> _DIRECTIONS_: Restate each of the lines given below, word for word.

> _Some records_:
[START]

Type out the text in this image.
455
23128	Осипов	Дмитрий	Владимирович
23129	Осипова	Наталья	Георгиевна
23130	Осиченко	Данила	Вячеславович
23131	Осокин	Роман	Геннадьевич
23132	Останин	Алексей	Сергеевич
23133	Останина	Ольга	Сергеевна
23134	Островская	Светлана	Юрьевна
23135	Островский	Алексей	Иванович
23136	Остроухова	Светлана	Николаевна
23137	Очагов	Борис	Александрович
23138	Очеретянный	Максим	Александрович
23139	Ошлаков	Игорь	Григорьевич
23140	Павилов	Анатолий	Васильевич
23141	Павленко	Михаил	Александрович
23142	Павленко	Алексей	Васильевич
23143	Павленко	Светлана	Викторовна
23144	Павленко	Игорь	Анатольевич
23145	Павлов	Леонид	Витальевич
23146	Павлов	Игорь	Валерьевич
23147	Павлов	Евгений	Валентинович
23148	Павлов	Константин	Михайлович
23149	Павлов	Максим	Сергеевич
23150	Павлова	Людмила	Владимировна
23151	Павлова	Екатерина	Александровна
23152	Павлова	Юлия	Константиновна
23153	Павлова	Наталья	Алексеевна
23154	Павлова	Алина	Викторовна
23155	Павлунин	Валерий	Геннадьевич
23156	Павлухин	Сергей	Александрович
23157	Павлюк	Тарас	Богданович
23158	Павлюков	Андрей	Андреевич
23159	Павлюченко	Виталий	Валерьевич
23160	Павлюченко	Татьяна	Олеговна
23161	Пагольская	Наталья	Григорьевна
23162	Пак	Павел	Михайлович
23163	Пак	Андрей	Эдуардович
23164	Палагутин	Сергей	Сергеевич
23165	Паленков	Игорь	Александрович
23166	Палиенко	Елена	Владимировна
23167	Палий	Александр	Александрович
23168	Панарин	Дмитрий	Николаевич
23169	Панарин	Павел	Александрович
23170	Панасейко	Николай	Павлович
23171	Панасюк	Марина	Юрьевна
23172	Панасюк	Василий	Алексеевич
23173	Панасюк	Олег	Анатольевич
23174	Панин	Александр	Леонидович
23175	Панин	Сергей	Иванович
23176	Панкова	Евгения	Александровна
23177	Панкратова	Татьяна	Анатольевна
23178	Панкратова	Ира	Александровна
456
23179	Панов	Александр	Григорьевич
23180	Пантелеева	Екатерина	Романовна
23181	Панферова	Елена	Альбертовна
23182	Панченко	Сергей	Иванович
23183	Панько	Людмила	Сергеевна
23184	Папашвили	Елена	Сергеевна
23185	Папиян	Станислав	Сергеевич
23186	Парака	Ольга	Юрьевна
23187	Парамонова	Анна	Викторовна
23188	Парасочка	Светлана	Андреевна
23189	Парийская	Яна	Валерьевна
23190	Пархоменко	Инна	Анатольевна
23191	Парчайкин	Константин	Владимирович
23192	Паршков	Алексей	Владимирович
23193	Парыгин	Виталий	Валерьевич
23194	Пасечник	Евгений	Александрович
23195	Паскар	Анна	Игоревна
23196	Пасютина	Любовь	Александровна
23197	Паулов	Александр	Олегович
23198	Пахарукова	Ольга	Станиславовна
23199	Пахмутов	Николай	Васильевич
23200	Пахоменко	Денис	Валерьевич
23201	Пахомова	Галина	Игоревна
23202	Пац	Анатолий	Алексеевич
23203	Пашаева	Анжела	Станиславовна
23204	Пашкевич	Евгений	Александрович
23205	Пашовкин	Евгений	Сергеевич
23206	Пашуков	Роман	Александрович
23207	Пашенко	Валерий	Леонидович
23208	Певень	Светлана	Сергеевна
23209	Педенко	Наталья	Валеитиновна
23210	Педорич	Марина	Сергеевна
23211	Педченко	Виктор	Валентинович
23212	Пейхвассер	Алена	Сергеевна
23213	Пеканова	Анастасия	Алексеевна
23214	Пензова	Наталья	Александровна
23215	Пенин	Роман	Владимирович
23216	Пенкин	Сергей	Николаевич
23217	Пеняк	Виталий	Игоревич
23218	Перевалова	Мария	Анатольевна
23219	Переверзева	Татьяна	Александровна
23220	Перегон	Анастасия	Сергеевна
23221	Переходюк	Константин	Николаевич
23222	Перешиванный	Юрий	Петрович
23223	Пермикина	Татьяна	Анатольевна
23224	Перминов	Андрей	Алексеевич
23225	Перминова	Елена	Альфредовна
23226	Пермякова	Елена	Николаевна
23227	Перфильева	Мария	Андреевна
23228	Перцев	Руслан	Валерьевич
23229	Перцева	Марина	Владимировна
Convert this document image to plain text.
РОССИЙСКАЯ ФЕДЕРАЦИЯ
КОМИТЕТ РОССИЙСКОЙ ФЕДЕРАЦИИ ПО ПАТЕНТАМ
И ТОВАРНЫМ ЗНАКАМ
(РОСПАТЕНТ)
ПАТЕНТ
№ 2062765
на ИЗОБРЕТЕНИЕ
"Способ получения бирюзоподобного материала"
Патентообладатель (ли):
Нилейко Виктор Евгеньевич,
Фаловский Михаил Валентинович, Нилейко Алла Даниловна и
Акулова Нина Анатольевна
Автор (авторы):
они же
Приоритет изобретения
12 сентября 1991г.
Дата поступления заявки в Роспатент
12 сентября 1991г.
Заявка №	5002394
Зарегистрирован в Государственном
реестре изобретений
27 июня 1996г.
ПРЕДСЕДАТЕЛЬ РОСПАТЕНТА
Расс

[END]

> _RESPONSE TO THIS EXERCISE_:
Type out the text in this image.
455
23128	Осипов	Дмитрий	Владимирович
23129	Осипова	Наталья	Георгиевна
23130	Осиченко	Данила	Вячеславович
23131	Осокин	Роман	Геннадьевич
23132	Останин	Алексей	Сергеевич
23133	Останина	Ольга	Сергеевна
23134	Островская	Светлана	Юрьевна
23135	Островский	Алексей	Иванович
23136	Остроухова	Светлана	Николаевна
23137	Очагов	Борис	Александрович
23138	Очеретянный	Максим	Александрович
23139	Ошлаков	Игорь	Григорьевич
23140	Павилов	Анатолий	Васильевич
23141	Павленко	Михаил	Александрович
23142	Павленко	Алексей	Васильевич
23143	Павленко	Светлана	Викторовна
23144	Павленко	Игорь	Анатольевич
23145	Павлов	Леонид	Витальевич
23146	Павлов	Игорь	Валерьевич
23147	Павлов	Евгений	Валентинович
23148	Павлов	Константин	Михайлович
23149	Павлов	Максим	Сергеевич
23150	Павлова	Людмила	Владимировна
23151	Павлова	Екатерина	Александровна
23152	Павлова	Юлия	Константиновна
23153	Павлова	Наталья	Алексеевна
23154	Павлова	Алина	Викторовна
23155	Павлунин	Валерий	Геннадьевич
23156	Павлухин	Сергей	Александрович
23157	Павлюк	Тарас	Богданович
23158	Павлюков	Андрей	Андреевич
23159	Павлюченко	Виталий	Валерьевич
23160	Павлюченко	Татьяна	Олеговна
23161	Пагольская	Наталья	Григорьевна
23162	Пак	Павел	Михайлович
23163	Пак	Андрей	Эдуардович
23164	Палагутин	Сергей	Сергеевич
23165	Паленков	Игорь	Александрович
23166	Палиенко	Елена	Владимировна
23167	Палий	Александр	Александрович
23168	Панарин	Дмитрий	Николаевич
23169	Панарин	Павел	Александрович
23170	Панасейко	Николай	Павлович
23171	Панасюк	Марина	Юрьевна
23172	Панасюк	Василий	Алексеевич
23173	Панасюк	Олег	Анатольевич
23174	Панин	Александр	Леонидович
23175	Панин	Сергей	Иванович
23176	Панкова	Евгения	Александровна
23177	Панкратова	Татьяна	Анатольевна
23178	Панкратова	Ира	Александровна
456
23179	Панов	Александр	Григорьевич
23180	Пантелеева	Екатерина	Романовна
23181	Панферова	Елена	Альбертовна
23182	Панченко	Сергей	Иванович
23183	Панько	Людмила	Сергеевна
23184	Папашвили	Елена	Сергеевна
23185	Папиян	Станислав	Сергеевич
23186	Парака	Ольга	Юрьевна
23187	Парамонова	Анна	Викторовна
23188	Парасочка	Светлана	Андреевна
23189	Парийская	Яна	Валерьевна
23190	Пархоменко	Инна	Анатольевна
23191	Парчайкин	Константин	Владимирович
23192	Паршков	Алексей	Владимирович
23193	Парыгин	Виталий	Валерьевич
23194	Пасечник	Евгений	Александрович
23195	Паскар	Анна	Игоревна
23196	Пасютина	Любовь	Александровна
23197	Паулов	Александр	Олегович
23198	Пахарукова	Ольга	Станиславовна
23199	Пахмутов	Николай	Васильевич
23200	Пахоменко	Денис	Валерьевич
23201	Пахомова	Галина	Игоревна
23202	Пац	Анатолий	Алексеевич
23203	Пашаева	Анжела	Станиславовна
23204	Пашкевич	Евгений	Александрович
23205	Пашовкин	Евгений	Сергеевич
23206	Пашуков	Роман	Александрович
23207	Пашенко	Валерий	Леонидович
23208	Певень	Светлана	Сергеевна
23209	Педенко	Наталья	Валеитиновна
23210	Педорич	Марина	Сергеевна
23211	Педченко	Виктор	Валентинович
23212	Пейхвассер	Алена	Сергеевна
23213	Пеканова	Анастасия	Алексеевна
23214	Пензова	Наталья	Александровна
23215	Пенин	Роман	Владимирович
23216	Пенкин	Сергей	Николаевич
23217	Пеняк	Виталий	Игоревич
23218	Перевалова	Мария	Анатольевна
23219	Переверзева	Татьяна	Александровна
23220	Перегон	Анастасия	Сергеевна
23221	Переходюк	Константин	Николаевич
23222	Перешиванный	Юрий	Петрович
23223	Пермикина	Татьяна	Анатольевна
23224	Перминов	Андрей	Алексеевич
23225	Перминова	Елена	Альфредовна
23226	Пермякова	Елена	Николаевна
23227	Перфильева	Мария	Андреевна
23228	Перцев	Руслан	Валерьевич
23229	Перцева	Марина	Владимировна
Convert this document image to plain text.
РОССИЙСКАЯ ФЕДЕРАЦИЯ
КОМИТЕТ РОССИЙСКОЙ ФЕДЕРАЦИИ ПО ПАТЕНТАМ
И ТОВАРНЫМ ЗНАКАМ
(РОСПАТЕНТ)
ПАТЕНТ
№ 2062765
на ИЗОБРЕТЕНИЕ
"Способ получения бирюзоподобного материала"
Патентообладатель (ли):
Нилейко Виктор Евгеньевич,
Фаловский Михаил Валентинович, Нилейко Алла Даниловна и
Акулова Нина Анатольевна
Автор (авторы):
они же
Приоритет изобретения
12 сентября 1991г.
Дата поступления заявки в Роспатент
12 сентября 1991г.
Заявка №	5002394
Зарегистрирован в Государственном
реестре изобретений
27 июня 1996г.
ПРЕДСЕДАТЕЛЬ РОСПАТЕНТА
Расс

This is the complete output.